[Records from a data collection]
--------

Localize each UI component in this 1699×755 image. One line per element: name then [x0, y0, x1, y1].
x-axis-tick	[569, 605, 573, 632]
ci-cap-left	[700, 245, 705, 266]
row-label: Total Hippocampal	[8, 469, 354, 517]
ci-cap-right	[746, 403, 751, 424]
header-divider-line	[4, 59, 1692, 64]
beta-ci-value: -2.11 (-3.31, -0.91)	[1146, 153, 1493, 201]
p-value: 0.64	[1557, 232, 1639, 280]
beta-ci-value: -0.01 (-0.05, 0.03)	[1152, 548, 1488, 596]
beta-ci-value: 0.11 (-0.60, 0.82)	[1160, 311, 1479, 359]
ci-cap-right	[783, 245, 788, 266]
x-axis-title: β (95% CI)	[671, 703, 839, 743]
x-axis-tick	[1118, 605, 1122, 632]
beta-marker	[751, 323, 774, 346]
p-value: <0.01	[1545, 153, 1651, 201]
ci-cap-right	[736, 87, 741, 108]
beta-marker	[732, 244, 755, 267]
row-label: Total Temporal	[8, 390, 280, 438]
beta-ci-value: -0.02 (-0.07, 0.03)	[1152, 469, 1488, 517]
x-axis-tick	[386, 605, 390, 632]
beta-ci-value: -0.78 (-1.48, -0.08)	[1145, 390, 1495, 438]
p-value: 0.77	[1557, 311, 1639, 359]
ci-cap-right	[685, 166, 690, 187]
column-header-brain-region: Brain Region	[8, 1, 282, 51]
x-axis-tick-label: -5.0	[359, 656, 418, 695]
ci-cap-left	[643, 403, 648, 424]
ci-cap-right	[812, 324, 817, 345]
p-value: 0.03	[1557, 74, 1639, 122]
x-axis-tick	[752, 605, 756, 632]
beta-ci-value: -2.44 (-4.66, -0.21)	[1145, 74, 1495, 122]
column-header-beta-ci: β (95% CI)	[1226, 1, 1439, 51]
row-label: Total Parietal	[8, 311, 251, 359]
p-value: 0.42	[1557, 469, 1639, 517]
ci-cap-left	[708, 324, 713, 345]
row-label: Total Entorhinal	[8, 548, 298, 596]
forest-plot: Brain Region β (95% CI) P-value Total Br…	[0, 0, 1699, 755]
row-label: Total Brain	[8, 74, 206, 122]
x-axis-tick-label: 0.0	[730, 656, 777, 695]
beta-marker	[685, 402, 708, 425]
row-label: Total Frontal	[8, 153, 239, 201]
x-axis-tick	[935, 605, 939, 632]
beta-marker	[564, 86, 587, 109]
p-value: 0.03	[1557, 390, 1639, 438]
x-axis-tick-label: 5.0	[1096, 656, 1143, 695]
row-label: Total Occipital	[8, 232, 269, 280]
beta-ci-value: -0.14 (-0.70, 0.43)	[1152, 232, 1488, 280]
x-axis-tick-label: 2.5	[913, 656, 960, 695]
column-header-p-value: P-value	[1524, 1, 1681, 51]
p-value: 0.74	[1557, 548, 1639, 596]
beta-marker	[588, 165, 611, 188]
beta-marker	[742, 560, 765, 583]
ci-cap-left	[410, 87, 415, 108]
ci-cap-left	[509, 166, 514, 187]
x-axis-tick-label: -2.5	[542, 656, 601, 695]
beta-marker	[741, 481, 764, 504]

--------

▸ Short problem:
Pull out every line of the entries above that contains the string "column", copying each one in full.

▸ Right answer:
column-header-brain-region: Brain Region	[8, 1, 282, 51]
column-header-beta-ci: β (95% CI)	[1226, 1, 1439, 51]
column-header-p-value: P-value	[1524, 1, 1681, 51]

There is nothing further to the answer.